# [What you need to do]
Every record must be repeated exactly, with no omission.

Records that describe figures
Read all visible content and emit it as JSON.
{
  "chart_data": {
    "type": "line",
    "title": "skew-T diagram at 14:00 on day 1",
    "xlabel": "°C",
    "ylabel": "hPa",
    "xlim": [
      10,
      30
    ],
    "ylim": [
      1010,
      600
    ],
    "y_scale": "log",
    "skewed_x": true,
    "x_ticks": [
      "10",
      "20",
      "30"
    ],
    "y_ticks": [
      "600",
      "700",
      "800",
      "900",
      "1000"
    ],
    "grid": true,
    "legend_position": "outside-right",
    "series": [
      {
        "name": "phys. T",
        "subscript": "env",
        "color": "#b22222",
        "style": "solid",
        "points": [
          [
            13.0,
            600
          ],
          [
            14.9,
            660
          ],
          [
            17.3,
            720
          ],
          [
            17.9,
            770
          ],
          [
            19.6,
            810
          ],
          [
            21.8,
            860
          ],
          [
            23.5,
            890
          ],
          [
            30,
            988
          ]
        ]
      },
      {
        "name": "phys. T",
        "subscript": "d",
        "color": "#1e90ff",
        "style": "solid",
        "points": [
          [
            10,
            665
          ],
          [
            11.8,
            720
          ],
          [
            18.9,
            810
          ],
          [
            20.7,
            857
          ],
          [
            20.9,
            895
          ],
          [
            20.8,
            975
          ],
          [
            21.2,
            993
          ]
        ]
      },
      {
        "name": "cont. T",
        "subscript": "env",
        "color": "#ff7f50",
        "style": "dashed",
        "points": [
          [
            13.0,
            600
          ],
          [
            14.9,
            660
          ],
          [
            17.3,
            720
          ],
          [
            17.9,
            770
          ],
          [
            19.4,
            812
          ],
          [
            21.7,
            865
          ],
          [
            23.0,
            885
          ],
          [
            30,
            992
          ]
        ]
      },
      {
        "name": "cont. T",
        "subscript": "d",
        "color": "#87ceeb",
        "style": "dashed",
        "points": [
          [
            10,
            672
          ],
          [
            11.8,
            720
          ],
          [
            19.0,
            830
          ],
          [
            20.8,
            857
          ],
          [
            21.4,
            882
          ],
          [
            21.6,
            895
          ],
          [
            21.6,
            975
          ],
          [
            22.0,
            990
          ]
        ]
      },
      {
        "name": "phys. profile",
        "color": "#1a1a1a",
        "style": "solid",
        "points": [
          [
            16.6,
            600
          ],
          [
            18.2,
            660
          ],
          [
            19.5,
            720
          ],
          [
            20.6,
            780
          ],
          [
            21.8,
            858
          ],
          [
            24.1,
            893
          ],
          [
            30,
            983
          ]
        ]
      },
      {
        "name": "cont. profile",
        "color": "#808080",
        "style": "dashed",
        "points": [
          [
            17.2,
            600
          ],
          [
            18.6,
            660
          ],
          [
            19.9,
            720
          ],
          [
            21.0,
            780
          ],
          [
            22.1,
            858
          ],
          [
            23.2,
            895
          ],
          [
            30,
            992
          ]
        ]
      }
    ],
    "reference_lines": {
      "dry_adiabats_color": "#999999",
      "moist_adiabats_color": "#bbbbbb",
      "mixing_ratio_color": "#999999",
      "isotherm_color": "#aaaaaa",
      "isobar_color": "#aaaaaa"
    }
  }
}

# [Reply]
Read all visible content and emit it as JSON.
{
  "chart_data": {
    "type": "line",
    "title": "skew-T diagram at 14:00 on day 1",
    "xlabel": "°C",
    "ylabel": "hPa",
    "xlim": [
      10,
      30
    ],
    "ylim": [
      1010,
      600
    ],
    "y_scale": "log",
    "skewed_x": true,
    "x_ticks": [
      "10",
      "20",
      "30"
    ],
    "y_ticks": [
      "600",
      "700",
      "800",
      "900",
      "1000"
    ],
    "grid": true,
    "legend_position": "outside-right",
    "series": [
      {
        "name": "phys. T",
        "subscript": "env",
        "color": "#b22222",
        "style": "solid",
        "points": [
          [
            13.0,
            600
          ],
          [
            14.9,
            660
          ],
          [
            17.3,
            720
          ],
          [
            17.9,
            770
          ],
          [
            19.6,
            810
          ],
          [
            21.8,
            860
          ],
          [
            23.5,
            890
          ],
          [
            30,
            988
          ]
        ]
      },
      {
        "name": "phys. T",
        "subscript": "d",
        "color": "#1e90ff",
        "style": "solid",
        "points": [
          [
            10,
            665
          ],
          [
            11.8,
            720
          ],
          [
            18.9,
            810
          ],
          [
            20.7,
            857
          ],
          [
            20.9,
            895
          ],
          [
            20.8,
            975
          ],
          [
            21.2,
            993
          ]
        ]
      },
      {
        "name": "cont. T",
        "subscript": "env",
        "color": "#ff7f50",
        "style": "dashed",
        "points": [
          [
            13.0,
            600
          ],
          [
            14.9,
            660
          ],
          [
            17.3,
            720
          ],
          [
            17.9,
            770
          ],
          [
            19.4,
            812
          ],
          [
            21.7,
            865
          ],
          [
            23.0,
            885
          ],
          [
            30,
            992
          ]
        ]
      },
      {
        "name": "cont. T",
        "subscript": "d",
        "color": "#87ceeb",
        "style": "dashed",
        "points": [
          [
            10,
            672
          ],
          [
            11.8,
            720
          ],
          [
            19.0,
            830
          ],
          [
            20.8,
            857
          ],
          [
            21.4,
            882
          ],
          [
            21.6,
            895
          ],
          [
            21.6,
            975
          ],
          [
            22.0,
            990
          ]
        ]
      },
      {
        "name": "phys. profile",
        "color": "#1a1a1a",
        "style": "solid",
        "points": [
          [
            16.6,
            600
          ],
          [
            18.2,
            660
          ],
          [
            19.5,
            720
          ],
          [
            20.6,
            780
          ],
          [
            21.8,
            858
          ],
          [
            24.1,
            893
          ],
          [
            30,
            983
          ]
        ]
      },
      {
        "name": "cont. profile",
        "color": "#808080",
        "style": "dashed",
        "points": [
          [
            17.2,
            600
          ],
          [
            18.6,
            660
          ],
          [
            19.9,
            720
          ],
          [
            21.0,
            780
          ],
          [
            22.1,
            858
          ],
          [
            23.2,
            895
          ],
          [
            30,
            992
          ]
        ]
      }
    ],
    "reference_lines": {
      "dry_adiabats_color": "#999999",
      "moist_adiabats_color": "#bbbbbb",
      "mixing_ratio_color": "#999999",
      "isotherm_color": "#aaaaaa",
      "isobar_color": "#aaaaaa"
    }
  }
}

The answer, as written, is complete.